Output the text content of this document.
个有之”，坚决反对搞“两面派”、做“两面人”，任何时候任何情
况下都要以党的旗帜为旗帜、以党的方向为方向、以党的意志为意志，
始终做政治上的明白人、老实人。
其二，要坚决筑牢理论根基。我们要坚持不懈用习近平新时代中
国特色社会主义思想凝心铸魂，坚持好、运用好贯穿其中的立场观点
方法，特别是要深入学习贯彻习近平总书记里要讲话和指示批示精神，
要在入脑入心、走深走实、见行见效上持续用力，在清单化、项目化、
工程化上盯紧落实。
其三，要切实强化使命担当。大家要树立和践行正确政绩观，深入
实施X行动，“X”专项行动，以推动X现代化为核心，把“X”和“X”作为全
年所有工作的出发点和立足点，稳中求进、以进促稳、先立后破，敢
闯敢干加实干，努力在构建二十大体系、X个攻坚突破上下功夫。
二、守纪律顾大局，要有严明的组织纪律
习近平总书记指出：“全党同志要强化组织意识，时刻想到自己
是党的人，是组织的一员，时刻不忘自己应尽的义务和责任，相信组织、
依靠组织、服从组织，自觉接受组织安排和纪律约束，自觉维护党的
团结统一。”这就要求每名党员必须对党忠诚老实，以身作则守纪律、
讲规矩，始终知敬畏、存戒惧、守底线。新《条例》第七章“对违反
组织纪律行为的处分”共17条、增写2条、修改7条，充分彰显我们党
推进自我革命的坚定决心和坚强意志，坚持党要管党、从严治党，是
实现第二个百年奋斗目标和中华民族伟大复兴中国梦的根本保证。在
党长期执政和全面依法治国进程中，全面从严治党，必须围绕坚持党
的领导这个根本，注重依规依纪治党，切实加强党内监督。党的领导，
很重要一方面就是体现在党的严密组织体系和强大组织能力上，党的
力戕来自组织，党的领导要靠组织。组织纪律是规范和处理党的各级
____
Return the listing above in full, character for character.

Output the text content of this document.
个有之”，坚决反对搞“两面派”、做“两面人”，任何时候任何情
况下都要以党的旗帜为旗帜、以党的方向为方向、以党的意志为意志，
始终做政治上的明白人、老实人。
其二，要坚决筑牢理论根基。我们要坚持不懈用习近平新时代中
国特色社会主义思想凝心铸魂，坚持好、运用好贯穿其中的立场观点
方法，特别是要深入学习贯彻习近平总书记里要讲话和指示批示精神，
要在入脑入心、走深走实、见行见效上持续用力，在清单化、项目化、
工程化上盯紧落实。
其三，要切实强化使命担当。大家要树立和践行正确政绩观，深入
实施X行动，“X”专项行动，以推动X现代化为核心，把“X”和“X”作为全
年所有工作的出发点和立足点，稳中求进、以进促稳、先立后破，敢
闯敢干加实干，努力在构建二十大体系、X个攻坚突破上下功夫。
二、守纪律顾大局，要有严明的组织纪律
习近平总书记指出：“全党同志要强化组织意识，时刻想到自己
是党的人，是组织的一员，时刻不忘自己应尽的义务和责任，相信组织、
依靠组织、服从组织，自觉接受组织安排和纪律约束，自觉维护党的
团结统一。”这就要求每名党员必须对党忠诚老实，以身作则守纪律、
讲规矩，始终知敬畏、存戒惧、守底线。新《条例》第七章“对违反
组织纪律行为的处分”共17条、增写2条、修改7条，充分彰显我们党
推进自我革命的坚定决心和坚强意志，坚持党要管党、从严治党，是
实现第二个百年奋斗目标和中华民族伟大复兴中国梦的根本保证。在
党长期执政和全面依法治国进程中，全面从严治党，必须围绕坚持党
的领导这个根本，注重依规依纪治党，切实加强党内监督。党的领导，
很重要一方面就是体现在党的严密组织体系和强大组织能力上，党的
力戕来自组织，党的领导要靠组织。组织纪律是规范和处理党的各级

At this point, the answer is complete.